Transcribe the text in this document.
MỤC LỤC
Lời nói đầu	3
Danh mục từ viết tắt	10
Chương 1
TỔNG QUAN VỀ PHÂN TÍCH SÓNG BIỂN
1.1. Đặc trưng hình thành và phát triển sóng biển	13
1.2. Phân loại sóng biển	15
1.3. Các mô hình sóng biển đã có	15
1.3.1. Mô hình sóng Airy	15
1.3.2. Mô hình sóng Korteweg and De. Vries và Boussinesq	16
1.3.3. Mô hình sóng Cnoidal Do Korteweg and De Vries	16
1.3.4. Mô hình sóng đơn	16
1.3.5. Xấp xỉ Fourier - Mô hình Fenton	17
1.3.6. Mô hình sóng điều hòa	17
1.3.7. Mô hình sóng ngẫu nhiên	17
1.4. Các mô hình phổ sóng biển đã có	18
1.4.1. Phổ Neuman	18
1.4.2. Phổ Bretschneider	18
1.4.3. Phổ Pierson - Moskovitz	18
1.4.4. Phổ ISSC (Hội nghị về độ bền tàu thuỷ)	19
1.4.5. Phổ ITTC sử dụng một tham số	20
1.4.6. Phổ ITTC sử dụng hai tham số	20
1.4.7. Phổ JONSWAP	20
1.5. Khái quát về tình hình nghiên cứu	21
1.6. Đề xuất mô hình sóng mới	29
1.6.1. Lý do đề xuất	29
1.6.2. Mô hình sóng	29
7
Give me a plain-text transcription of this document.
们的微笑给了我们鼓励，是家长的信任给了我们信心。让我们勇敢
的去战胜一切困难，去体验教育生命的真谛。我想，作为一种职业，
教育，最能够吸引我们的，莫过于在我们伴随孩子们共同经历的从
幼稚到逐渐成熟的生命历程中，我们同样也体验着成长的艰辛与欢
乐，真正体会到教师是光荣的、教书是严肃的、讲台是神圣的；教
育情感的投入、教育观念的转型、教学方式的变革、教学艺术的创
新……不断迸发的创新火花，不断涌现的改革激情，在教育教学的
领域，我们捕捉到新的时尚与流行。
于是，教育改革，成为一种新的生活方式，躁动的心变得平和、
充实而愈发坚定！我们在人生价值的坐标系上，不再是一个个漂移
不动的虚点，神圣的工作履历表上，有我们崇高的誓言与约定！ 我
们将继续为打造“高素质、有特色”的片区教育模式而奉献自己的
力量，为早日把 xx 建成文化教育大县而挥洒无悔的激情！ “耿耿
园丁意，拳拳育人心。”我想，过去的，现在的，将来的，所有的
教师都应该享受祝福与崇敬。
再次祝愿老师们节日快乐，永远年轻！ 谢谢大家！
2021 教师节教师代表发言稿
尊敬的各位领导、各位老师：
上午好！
☆ ☆ ☆
**SET TASK**
All of the entries above should be written out again exactly.

**ANSWER TO THE TASK**
Transcribe the text in this document.
MỤC LỤC
Lời nói đầu	3
Danh mục từ viết tắt	10
Chương 1
TỔNG QUAN VỀ PHÂN TÍCH SÓNG BIỂN
1.1. Đặc trưng hình thành và phát triển sóng biển	13
1.2. Phân loại sóng biển	15
1.3. Các mô hình sóng biển đã có	15
1.3.1. Mô hình sóng Airy	15
1.3.2. Mô hình sóng Korteweg and De. Vries và Boussinesq	16
1.3.3. Mô hình sóng Cnoidal Do Korteweg and De Vries	16
1.3.4. Mô hình sóng đơn	16
1.3.5. Xấp xỉ Fourier - Mô hình Fenton	17
1.3.6. Mô hình sóng điều hòa	17
1.3.7. Mô hình sóng ngẫu nhiên	17
1.4. Các mô hình phổ sóng biển đã có	18
1.4.1. Phổ Neuman	18
1.4.2. Phổ Bretschneider	18
1.4.3. Phổ Pierson - Moskovitz	18
1.4.4. Phổ ISSC (Hội nghị về độ bền tàu thuỷ)	19
1.4.5. Phổ ITTC sử dụng một tham số	20
1.4.6. Phổ ITTC sử dụng hai tham số	20
1.4.7. Phổ JONSWAP	20
1.5. Khái quát về tình hình nghiên cứu	21
1.6. Đề xuất mô hình sóng mới	29
1.6.1. Lý do đề xuất	29
1.6.2. Mô hình sóng	29
7
Give me a plain-text transcription of this document.
们的微笑给了我们鼓励，是家长的信任给了我们信心。让我们勇敢
的去战胜一切困难，去体验教育生命的真谛。我想，作为一种职业，
教育，最能够吸引我们的，莫过于在我们伴随孩子们共同经历的从
幼稚到逐渐成熟的生命历程中，我们同样也体验着成长的艰辛与欢
乐，真正体会到教师是光荣的、教书是严肃的、讲台是神圣的；教
育情感的投入、教育观念的转型、教学方式的变革、教学艺术的创
新……不断迸发的创新火花，不断涌现的改革激情，在教育教学的
领域，我们捕捉到新的时尚与流行。
于是，教育改革，成为一种新的生活方式，躁动的心变得平和、
充实而愈发坚定！我们在人生价值的坐标系上，不再是一个个漂移
不动的虚点，神圣的工作履历表上，有我们崇高的誓言与约定！ 我
们将继续为打造“高素质、有特色”的片区教育模式而奉献自己的
力量，为早日把 xx 建成文化教育大县而挥洒无悔的激情！ “耿耿
园丁意，拳拳育人心。”我想，过去的，现在的，将来的，所有的
教师都应该享受祝福与崇敬。
再次祝愿老师们节日快乐，永远年轻！ 谢谢大家！
2021 教师节教师代表发言稿
尊敬的各位领导、各位老师：
上午好！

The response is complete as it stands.